— start of Provided passage —
Re: [PATCH 2/7] x86,tlb: leave lazy TLB mode at page table free time

From: Andy Lutomirski
Date: Fri Jun 22 2018 - 10:59:03 EST


On Wed, Jun 20, 2018 at 12:57 PM Rik van Riel <riel@xxxxxxxxxxx> wrote:
>
> Andy discovered that speculative memory accesses while in lazy
> TLB mode can crash a system, when a CPU tries to dereference a
> speculative access using memory contents that used to be valid
> page table memory, but have since been reused for something else
> and point into la-la land.
>
> The latter problem can be prevented in two ways. The first is to
> always send a TLB shootdown IPI to CPUs in lazy TLB mode, while
> the second one is to only send the TLB shootdown at page table
> freeing time.
>
> The second should result in fewer IPIs, since operationgs like
> mprotect and madvise are very common with some workloads, but
> do not involve page table freeing. Also, on munmap, batching
> of page table freeing covers much larger ranges of virtual
> memory than the batching of unmapped user pages.
>
> Signed-off-by: Rik van Riel <riel@xxxxxxxxxxx>
> Tested-by: Song Liu <songliubraving@xxxxxx>
> ---
> arch/x86/include/asm/tlbflush.h | 5 +++++
> arch/x86/mm/tlb.c | 24 ++++++++++++++++++++++++
> include/asm-generic/tlb.h | 10 ++++++++++
> mm/memory.c | 22 ++++++++++++++--------
> 4 files changed, 53 insertions(+), 8 deletions(-)
>
> diff --git a/arch/x86/include/asm/tlbflush.h b/arch/x86/include/asm/tlbflush.h
> index 6690cd3fc8b1..3aa3204b5dc0 100644
> --- a/arch/x86/include/asm/tlbflush.h
> +++ b/arch/x86/include/asm/tlbflush.h
> @@ -554,4 +554,9 @@ extern void arch_tlbbatch_flush(struct arch_tlbflush_unmap_batch *batch);
> native_flush_tlb_others(mask, info)
— end of Provided passage —
— start of Provided records —
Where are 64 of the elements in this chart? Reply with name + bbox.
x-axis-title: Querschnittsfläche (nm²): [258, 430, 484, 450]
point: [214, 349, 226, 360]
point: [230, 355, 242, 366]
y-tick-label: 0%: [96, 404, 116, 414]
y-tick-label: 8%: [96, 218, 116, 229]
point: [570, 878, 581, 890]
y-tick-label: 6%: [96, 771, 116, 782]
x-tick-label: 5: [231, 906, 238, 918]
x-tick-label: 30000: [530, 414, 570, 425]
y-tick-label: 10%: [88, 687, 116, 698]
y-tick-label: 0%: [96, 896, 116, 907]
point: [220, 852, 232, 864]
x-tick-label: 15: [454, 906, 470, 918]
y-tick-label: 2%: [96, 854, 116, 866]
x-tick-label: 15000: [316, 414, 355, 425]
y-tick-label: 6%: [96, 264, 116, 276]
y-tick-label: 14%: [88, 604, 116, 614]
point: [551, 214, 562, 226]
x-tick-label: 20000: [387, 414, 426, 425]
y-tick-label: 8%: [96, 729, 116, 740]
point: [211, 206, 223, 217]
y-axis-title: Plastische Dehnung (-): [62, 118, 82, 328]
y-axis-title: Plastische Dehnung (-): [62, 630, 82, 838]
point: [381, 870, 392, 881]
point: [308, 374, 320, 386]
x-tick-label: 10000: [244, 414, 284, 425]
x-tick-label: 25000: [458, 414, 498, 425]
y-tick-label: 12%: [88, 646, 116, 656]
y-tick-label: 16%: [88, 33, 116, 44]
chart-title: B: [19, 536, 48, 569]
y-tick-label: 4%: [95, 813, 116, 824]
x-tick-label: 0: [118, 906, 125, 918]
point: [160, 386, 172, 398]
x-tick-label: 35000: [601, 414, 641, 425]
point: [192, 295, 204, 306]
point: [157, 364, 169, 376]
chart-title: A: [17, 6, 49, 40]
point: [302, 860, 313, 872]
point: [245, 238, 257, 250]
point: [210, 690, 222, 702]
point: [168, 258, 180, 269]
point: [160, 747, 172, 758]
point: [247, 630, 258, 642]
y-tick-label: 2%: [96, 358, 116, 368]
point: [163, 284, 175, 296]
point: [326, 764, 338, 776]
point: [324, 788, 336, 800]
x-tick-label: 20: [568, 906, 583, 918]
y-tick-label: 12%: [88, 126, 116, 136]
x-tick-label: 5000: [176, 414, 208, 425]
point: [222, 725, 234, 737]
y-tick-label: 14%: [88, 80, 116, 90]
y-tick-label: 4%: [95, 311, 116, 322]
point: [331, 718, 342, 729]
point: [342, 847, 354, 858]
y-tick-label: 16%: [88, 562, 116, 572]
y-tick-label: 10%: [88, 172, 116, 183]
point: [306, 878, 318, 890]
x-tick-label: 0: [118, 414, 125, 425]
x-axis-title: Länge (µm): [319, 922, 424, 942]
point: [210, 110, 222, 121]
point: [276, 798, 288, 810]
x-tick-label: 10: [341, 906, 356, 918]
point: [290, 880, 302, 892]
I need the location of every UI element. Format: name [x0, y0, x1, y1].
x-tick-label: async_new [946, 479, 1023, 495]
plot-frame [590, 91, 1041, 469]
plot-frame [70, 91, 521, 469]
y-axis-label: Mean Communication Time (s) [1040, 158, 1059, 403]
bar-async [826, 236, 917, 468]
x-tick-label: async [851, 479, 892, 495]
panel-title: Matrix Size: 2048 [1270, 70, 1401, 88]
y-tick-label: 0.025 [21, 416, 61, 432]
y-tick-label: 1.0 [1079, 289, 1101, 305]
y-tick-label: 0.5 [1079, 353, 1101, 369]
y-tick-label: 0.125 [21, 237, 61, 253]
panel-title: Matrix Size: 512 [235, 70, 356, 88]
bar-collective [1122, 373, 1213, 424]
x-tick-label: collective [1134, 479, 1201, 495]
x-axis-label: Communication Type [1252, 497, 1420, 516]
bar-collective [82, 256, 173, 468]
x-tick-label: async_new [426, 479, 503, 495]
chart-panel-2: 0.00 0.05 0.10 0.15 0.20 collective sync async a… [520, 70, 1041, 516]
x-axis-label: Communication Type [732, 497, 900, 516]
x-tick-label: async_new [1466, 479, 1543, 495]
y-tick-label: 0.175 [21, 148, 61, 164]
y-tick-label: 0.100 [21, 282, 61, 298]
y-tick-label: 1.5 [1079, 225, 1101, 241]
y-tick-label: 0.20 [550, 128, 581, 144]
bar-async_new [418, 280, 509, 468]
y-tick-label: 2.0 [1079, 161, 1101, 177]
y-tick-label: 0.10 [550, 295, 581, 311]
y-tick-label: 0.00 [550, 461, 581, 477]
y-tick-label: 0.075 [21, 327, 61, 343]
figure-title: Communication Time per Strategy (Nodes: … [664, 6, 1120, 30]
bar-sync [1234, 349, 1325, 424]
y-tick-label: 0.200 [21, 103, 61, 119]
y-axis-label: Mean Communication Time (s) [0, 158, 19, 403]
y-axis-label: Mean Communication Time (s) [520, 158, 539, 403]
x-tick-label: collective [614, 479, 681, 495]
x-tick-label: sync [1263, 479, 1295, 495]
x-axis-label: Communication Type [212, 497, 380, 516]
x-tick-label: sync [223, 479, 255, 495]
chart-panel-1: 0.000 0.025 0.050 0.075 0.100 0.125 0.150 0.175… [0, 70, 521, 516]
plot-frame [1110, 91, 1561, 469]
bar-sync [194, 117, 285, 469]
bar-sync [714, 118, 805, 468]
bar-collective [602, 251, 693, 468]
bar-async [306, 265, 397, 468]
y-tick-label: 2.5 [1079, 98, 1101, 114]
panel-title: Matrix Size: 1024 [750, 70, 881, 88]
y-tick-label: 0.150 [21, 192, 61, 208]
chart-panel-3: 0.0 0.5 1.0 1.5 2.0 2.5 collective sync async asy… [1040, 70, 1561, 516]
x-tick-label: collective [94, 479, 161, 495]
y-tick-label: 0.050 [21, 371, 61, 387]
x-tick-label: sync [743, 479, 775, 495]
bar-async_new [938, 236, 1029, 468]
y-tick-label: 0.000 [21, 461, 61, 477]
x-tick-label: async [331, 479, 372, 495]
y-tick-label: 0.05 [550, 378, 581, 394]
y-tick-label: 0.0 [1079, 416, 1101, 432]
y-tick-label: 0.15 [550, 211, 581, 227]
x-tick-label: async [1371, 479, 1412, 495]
— end of Provided records —
Short exercise 1 -
Retype the dataset rows from the first row down to the row containing "x-tick-label: 5000: [176, 414, 208, 425]", with both of those rows included.
Short exercise 2 -
Continue the mailing-list reply about leaving lazy TLB mode at page table free time, starting right after its last line.

Written answer 1 -
Where are 64 of the elements in this chart? Reply with name + bbox.
x-axis-title: Querschnittsfläche (nm²): [258, 430, 484, 450]
point: [214, 349, 226, 360]
point: [230, 355, 242, 366]
y-tick-label: 0%: [96, 404, 116, 414]
y-tick-label: 8%: [96, 218, 116, 229]
point: [570, 878, 581, 890]
y-tick-label: 6%: [96, 771, 116, 782]
x-tick-label: 5: [231, 906, 238, 918]
x-tick-label: 30000: [530, 414, 570, 425]
y-tick-label: 10%: [88, 687, 116, 698]
y-tick-label: 0%: [96, 896, 116, 907]
point: [220, 852, 232, 864]
x-tick-label: 15: [454, 906, 470, 918]
y-tick-label: 2%: [96, 854, 116, 866]
x-tick-label: 15000: [316, 414, 355, 425]
y-tick-label: 6%: [96, 264, 116, 276]
y-tick-label: 14%: [88, 604, 116, 614]
point: [551, 214, 562, 226]
x-tick-label: 20000: [387, 414, 426, 425]
y-tick-label: 8%: [96, 729, 116, 740]
point: [211, 206, 223, 217]
y-axis-title: Plastische Dehnung (-): [62, 118, 82, 328]
y-axis-title: Plastische Dehnung (-): [62, 630, 82, 838]
point: [381, 870, 392, 881]
point: [308, 374, 320, 386]
x-tick-label: 10000: [244, 414, 284, 425]
x-tick-label: 25000: [458, 414, 498, 425]
y-tick-label: 12%: [88, 646, 116, 656]
y-tick-label: 16%: [88, 33, 116, 44]
chart-title: B: [19, 536, 48, 569]
y-tick-label: 4%: [95, 813, 116, 824]
x-tick-label: 0: [118, 906, 125, 918]
point: [160, 386, 172, 398]
x-tick-label: 35000: [601, 414, 641, 425]
point: [192, 295, 204, 306]
point: [157, 364, 169, 376]
chart-title: A: [17, 6, 49, 40]
point: [302, 860, 313, 872]
point: [245, 238, 257, 250]
point: [210, 690, 222, 702]
point: [168, 258, 180, 269]
point: [160, 747, 172, 758]
point: [247, 630, 258, 642]
y-tick-label: 2%: [96, 358, 116, 368]
point: [163, 284, 175, 296]
point: [326, 764, 338, 776]
point: [324, 788, 336, 800]
x-tick-label: 20: [568, 906, 583, 918]
y-tick-label: 12%: [88, 126, 116, 136]
x-tick-label: 5000: [176, 414, 208, 425]

Written answer 2 -
> #endif
>
> +extern void tlb_flush_remove_tables(struct mm_struct *mm);
> +extern void tlb_flush_remove_tables_local(void *arg);
> +
> +#define HAVE_TLB_FLUSH_REMOVE_TABLES
> +
> #endif /* _ASM_X86_TLBFLUSH_H */
> diff --git a/arch/x86/mm/tlb.c b/arch/x86/mm/tlb.c
> index e055d1a06699..61773b07ed54 100644
> --- a/arch/x86/mm/tlb.c
> +++ b/arch/x86/mm/tlb.c
> @@ -646,6 +646,30 @@ void flush_tlb_mm_range(struct mm_struct *mm, unsigned long start,
> put_cpu();
> }
>
> +void tlb_flush_remove_tables_local(void *arg)
> +{
> + struct mm_struct *mm = arg;
> +
> + if (this_cpu_read(cpu_tlbstate.loaded_mm) == mm &&
> + this_cpu_read(cpu_tlbstate.is_lazy))
> + /*
> + * We're in lazy mode. We need to at least flush our
> + * paging-structure cache to avoid speculatively reading
> + * garbage into our TLB. Since switching to init_mm is barely
> + * slower than a minimal flush, just switch to init_mm.
> + */
> + switch_mm_irqs_off(NULL, &init_mm, NULL);

Can you add braces?

> +}
> +
> +void tlb_flush_remove_tables(struct mm_struct *mm)
> +{
> + int cpu = get_cpu();
> + /*
> + * XXX: this really only needs to be called for CPUs in lazy TLB mode.
> + */
> + if (cpumask_any_but(mm_cpumask(mm), cpu) < nr_cpu_ids)
> + smp_call_function_many(mm_cpumask(mm), tlb_flush_remove_tables_local, (void *)mm, 1);

I suspect that most if the gain will come from fixing this limitation :)